Tarefas e exercícios:
a: Traduza para o inglês esta frase do trecho sobre a escolarização de Osmar: "O educando percebe os elementos que podem melhorar sua vida qualitativamente, por isso empenha-se em conquistá-los acreditando na continuidade de seu processo de escolarização."
b: Imprima, sem nenhuma alteração, a parte do trecho sobre a escolarização de Osmar que vai de "O educando percebe" a "bastante no trabalho...".

Trecho do texto:
......

No momento em que chegamos para realizar a entrevista, o educando
estava estudando o manual entregue pelas auto-escolas com o conteúdo necessário
para a realização da prova teórica, primeiro passo para a obtenção da carteira de
habilitação.
Osmar também percebe que a aquisição da linguagem escrita o
potencializa para engajar-se em práticas sociais diferentes das que exercera até
então, revelando o mesmo desejo de Oswaldo:
141
Pra mim o que eu quero mesmo é tirar a minha carta de motorista...
Um dia eu quero tirar ainda. Que nem, um carro pra mim faz falta, por
isso que eu quero estudar mais
(Osmar).
O educando percebe os elementos que podem melhorar sua vida
qualitativamente, por isso empenha-se em conquistá-los acreditando na continuidade
de seu processo de escolarização. Ainda com relação à ampliação do universo de
atuação, o educando afirma:
Agora, por enquanto é mais tirar carta, mas aí eu não sei daqui pra
frente... Acho que vão surgir outras coisas... (Osmar).
O educando compreende que com a continuidade da escolarização,
poderão surgir novas necessidades dentro de seu universo de atuação, como apontam
as falas de Osmar e Carmem acerca do aprendizado da matemática:
Ultimamente a matemática pra mim é muito importante também... Na
matemática eu estou indo bem, melhor que no português... Na
matemática eu consigo sair mais rápido que no português. É, ajuda
bastante no trabalho...
(Osmar).

......

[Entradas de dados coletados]

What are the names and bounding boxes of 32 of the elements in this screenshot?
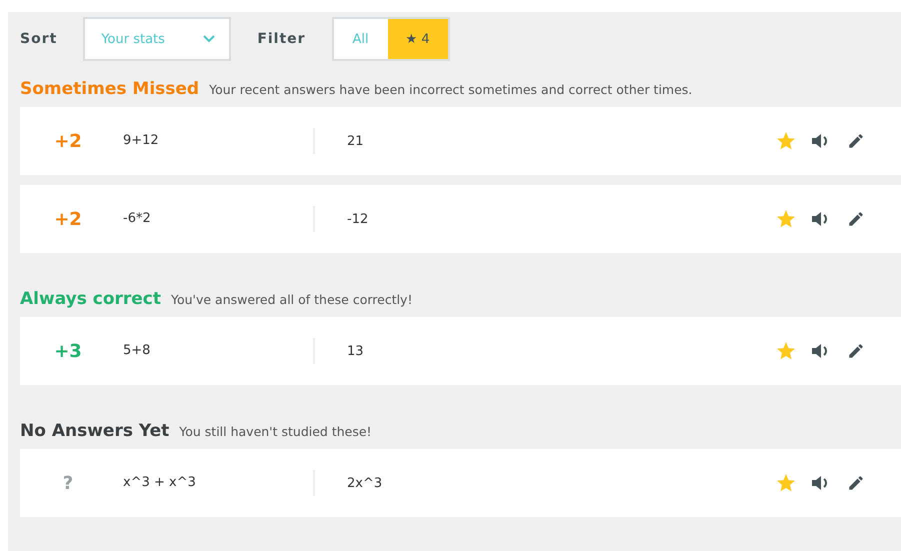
definition-text: -12 (347, 212, 370, 226)
star-icon[interactable] (777, 474, 795, 492)
pencil-icon[interactable] (847, 474, 865, 492)
section-description: You still haven't studied these! (179, 424, 372, 438)
term-text: 9+12 (123, 128, 315, 154)
star-icon[interactable] (777, 210, 795, 228)
filter-button[interactable]: ★ 4 (388, 19, 448, 59)
definition-text: 2x^3 (347, 476, 384, 490)
score: +3 (53, 340, 83, 362)
star-icon[interactable] (777, 342, 795, 360)
pencil-icon[interactable] (847, 210, 865, 228)
sort-dropdown[interactable]: Your stats (83, 17, 232, 61)
score: ? (62, 472, 74, 494)
pencil-icon[interactable] (847, 342, 865, 360)
score: +2 (53, 130, 83, 152)
section-title: Always correct (20, 289, 162, 309)
sort-label: Sort (20, 31, 58, 47)
star-icon[interactable] (777, 132, 795, 150)
term-text: x^3 + x^3 (123, 470, 315, 496)
pencil-icon[interactable] (847, 132, 865, 150)
filter-label: Filter (257, 31, 306, 47)
section-title: Sometimes Missed (20, 79, 200, 99)
definition-text: 21 (347, 134, 365, 148)
score: +2 (53, 208, 83, 230)
section-description: You've answered all of these correctly! (171, 292, 412, 306)
section-description: Your recent answers have been incorrect sometimes and correct other times. (209, 82, 692, 96)
definition-text: 13 (347, 344, 365, 358)
filter-button[interactable]: All (334, 19, 388, 59)
term-text: 5+8 (123, 338, 315, 364)
section-title: No Answers Yet (20, 421, 170, 441)
term-text: -6*2 (123, 206, 315, 232)
chevron-down-icon (203, 35, 216, 43)
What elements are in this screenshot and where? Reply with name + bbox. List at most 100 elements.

......

Soluções das tarefas:
a: The learner perceives the elements that can improve his life qualitatively, and therefore strives to achieve them, believing in the continuity of his schooling process.

b:
O educando percebe os elementos que podem melhorar sua vida
qualitativamente, por isso empenha-se em conquistá-los acreditando na continuidade
de seu processo de escolarização. Ainda com relação à ampliação do universo de
atuação, o educando afirma:
Agora, por enquanto é mais tirar carta, mas aí eu não sei daqui pra
frente... Acho que vão surgir outras coisas... (Osmar).
O educando compreende que com a continuidade da escolarização,
poderão surgir novas necessidades dentro de seu universo de atuação, como apontam
as falas de Osmar e Carmem acerca do aprendizado da matemática:
Ultimamente a matemática pra mim é muito importante também... Na
matemática eu estou indo bem, melhor que no português... Na
matemática eu consigo sair mais rápido que no português. É, ajuda
bastante no trabalho...